#### [WHAT IS NEEDED]
List all the lines in these records that hold "document".

[Extracted data entries]
## START

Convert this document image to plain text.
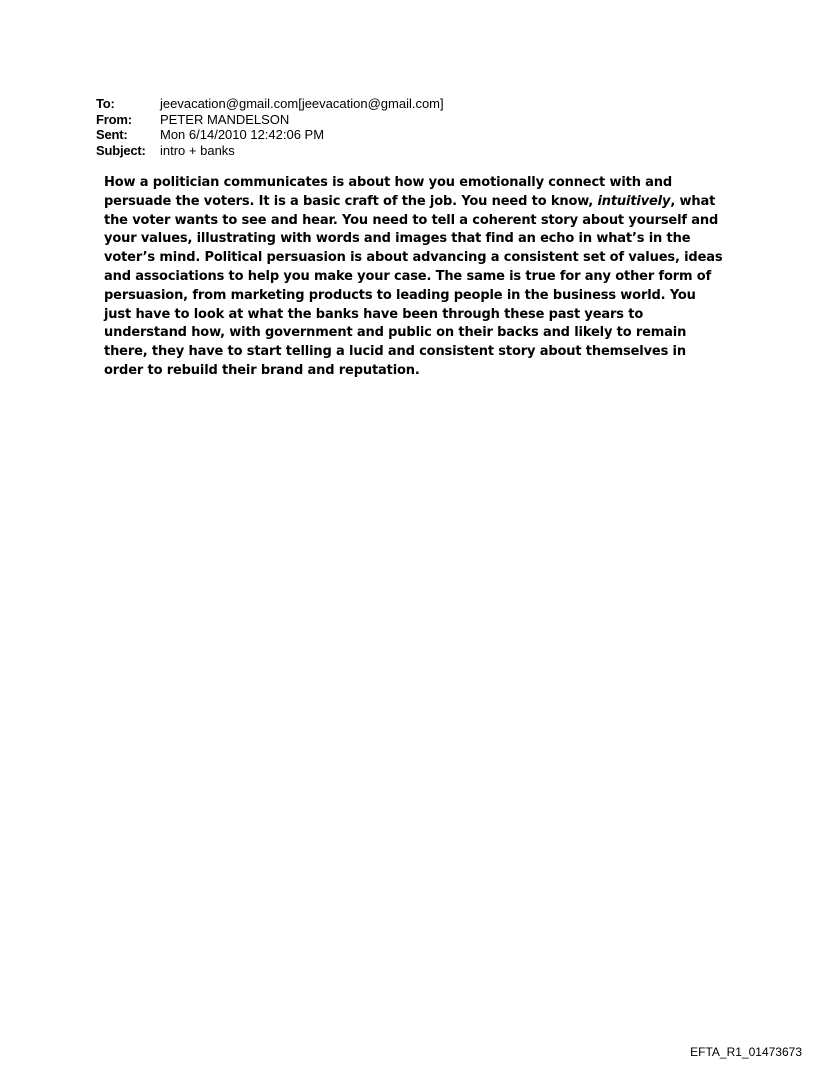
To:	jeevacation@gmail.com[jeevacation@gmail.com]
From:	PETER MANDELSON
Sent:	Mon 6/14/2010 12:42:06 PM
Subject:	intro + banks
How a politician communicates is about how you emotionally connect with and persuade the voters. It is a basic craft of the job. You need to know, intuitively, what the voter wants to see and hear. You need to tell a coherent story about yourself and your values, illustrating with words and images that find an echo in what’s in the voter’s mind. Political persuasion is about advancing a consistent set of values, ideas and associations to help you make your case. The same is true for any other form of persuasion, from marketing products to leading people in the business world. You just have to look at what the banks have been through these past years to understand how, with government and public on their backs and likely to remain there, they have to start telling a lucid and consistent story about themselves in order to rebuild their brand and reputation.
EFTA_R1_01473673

## END
## START

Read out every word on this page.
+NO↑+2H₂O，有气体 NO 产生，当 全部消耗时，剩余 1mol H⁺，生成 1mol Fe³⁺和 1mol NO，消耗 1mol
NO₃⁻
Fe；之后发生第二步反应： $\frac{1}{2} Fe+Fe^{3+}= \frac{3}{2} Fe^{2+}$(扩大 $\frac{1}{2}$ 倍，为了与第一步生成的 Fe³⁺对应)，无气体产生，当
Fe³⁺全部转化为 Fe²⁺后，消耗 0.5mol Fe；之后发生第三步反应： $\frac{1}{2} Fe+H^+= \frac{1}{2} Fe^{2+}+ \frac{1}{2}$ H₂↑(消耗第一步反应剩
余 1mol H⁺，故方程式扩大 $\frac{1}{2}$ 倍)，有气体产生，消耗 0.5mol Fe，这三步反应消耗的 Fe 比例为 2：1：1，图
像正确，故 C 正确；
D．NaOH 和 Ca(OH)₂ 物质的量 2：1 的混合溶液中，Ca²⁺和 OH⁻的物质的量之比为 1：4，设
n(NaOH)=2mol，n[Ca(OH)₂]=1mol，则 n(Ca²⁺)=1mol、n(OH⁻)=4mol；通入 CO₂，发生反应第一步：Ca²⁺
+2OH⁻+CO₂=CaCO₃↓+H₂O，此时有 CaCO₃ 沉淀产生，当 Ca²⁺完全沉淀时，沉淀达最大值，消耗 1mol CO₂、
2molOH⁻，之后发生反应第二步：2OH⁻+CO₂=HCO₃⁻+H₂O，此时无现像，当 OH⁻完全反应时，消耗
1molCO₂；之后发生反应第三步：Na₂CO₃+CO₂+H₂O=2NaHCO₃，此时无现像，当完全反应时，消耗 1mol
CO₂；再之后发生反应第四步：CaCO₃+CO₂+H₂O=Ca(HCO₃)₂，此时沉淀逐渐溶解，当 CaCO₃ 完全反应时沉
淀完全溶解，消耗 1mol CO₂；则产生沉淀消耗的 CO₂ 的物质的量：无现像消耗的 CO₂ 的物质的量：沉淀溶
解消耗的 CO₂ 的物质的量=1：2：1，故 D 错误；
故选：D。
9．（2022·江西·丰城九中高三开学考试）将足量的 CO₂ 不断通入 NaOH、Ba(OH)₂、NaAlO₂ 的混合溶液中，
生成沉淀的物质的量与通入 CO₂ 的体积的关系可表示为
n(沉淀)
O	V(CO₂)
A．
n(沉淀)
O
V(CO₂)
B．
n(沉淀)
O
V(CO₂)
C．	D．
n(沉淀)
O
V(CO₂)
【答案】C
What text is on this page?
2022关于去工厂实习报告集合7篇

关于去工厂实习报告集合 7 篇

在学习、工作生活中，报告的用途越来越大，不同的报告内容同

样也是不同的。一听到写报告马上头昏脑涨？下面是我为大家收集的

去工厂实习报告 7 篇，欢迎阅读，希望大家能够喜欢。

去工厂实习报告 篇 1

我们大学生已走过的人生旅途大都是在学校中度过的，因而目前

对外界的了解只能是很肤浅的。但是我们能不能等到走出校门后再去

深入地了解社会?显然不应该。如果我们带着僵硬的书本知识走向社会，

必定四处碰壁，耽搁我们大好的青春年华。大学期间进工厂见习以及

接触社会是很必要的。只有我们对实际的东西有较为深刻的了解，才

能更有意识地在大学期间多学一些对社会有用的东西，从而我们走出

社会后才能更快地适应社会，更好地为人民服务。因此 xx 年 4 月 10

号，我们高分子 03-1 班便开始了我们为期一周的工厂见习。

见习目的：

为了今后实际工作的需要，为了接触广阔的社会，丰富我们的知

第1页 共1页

## END
## START

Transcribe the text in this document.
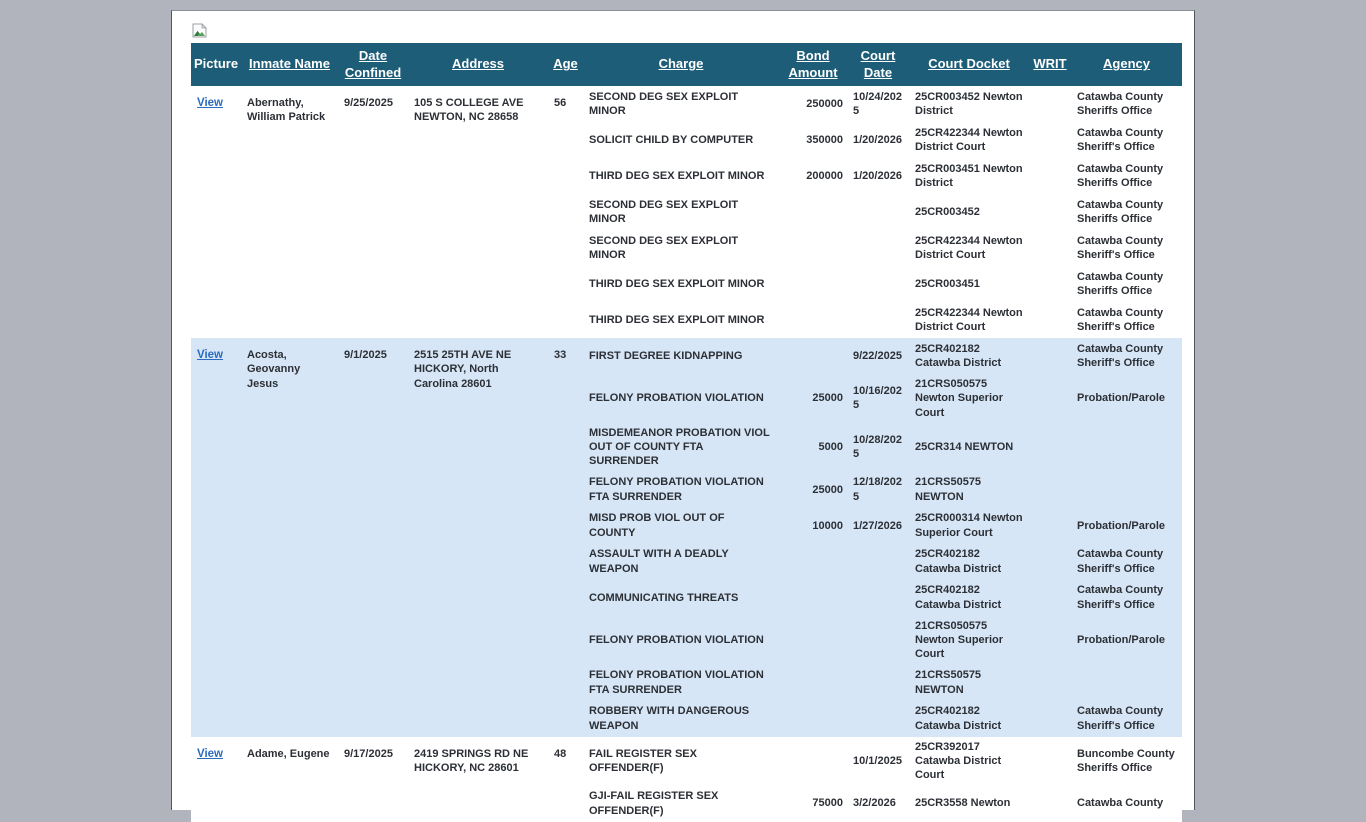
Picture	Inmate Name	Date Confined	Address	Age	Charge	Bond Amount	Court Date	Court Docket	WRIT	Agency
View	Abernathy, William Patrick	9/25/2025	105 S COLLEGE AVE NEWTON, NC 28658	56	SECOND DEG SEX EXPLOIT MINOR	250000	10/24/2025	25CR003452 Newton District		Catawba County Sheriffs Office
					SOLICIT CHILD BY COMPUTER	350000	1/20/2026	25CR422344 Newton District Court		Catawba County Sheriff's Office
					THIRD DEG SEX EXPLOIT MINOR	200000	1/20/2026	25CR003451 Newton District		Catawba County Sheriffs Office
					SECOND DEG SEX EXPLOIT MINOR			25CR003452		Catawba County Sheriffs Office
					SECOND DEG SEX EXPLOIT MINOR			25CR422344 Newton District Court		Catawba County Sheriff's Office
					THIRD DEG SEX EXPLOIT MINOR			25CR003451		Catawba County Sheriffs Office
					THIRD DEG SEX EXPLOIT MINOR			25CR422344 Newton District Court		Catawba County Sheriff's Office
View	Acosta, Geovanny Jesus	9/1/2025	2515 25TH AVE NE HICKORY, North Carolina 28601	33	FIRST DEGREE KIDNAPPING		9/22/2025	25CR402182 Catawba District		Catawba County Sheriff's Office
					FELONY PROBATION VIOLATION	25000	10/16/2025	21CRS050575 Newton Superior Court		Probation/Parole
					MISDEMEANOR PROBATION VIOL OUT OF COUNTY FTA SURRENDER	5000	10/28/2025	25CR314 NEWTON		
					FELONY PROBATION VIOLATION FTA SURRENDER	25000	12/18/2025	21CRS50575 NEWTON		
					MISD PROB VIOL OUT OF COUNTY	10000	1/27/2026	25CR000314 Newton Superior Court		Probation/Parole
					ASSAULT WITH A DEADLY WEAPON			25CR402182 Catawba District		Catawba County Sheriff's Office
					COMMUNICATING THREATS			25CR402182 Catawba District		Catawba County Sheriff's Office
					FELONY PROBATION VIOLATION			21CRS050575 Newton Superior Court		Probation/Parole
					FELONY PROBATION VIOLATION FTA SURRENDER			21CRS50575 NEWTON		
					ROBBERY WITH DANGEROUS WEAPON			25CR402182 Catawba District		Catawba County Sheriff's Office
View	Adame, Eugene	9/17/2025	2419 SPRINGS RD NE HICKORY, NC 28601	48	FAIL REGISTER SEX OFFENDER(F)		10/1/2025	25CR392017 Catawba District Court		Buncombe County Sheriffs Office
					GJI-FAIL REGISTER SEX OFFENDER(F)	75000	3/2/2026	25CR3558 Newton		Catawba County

## END

#### [THE COMPLETED TASK]
Convert this document image to plain text.
Transcribe the text in this document.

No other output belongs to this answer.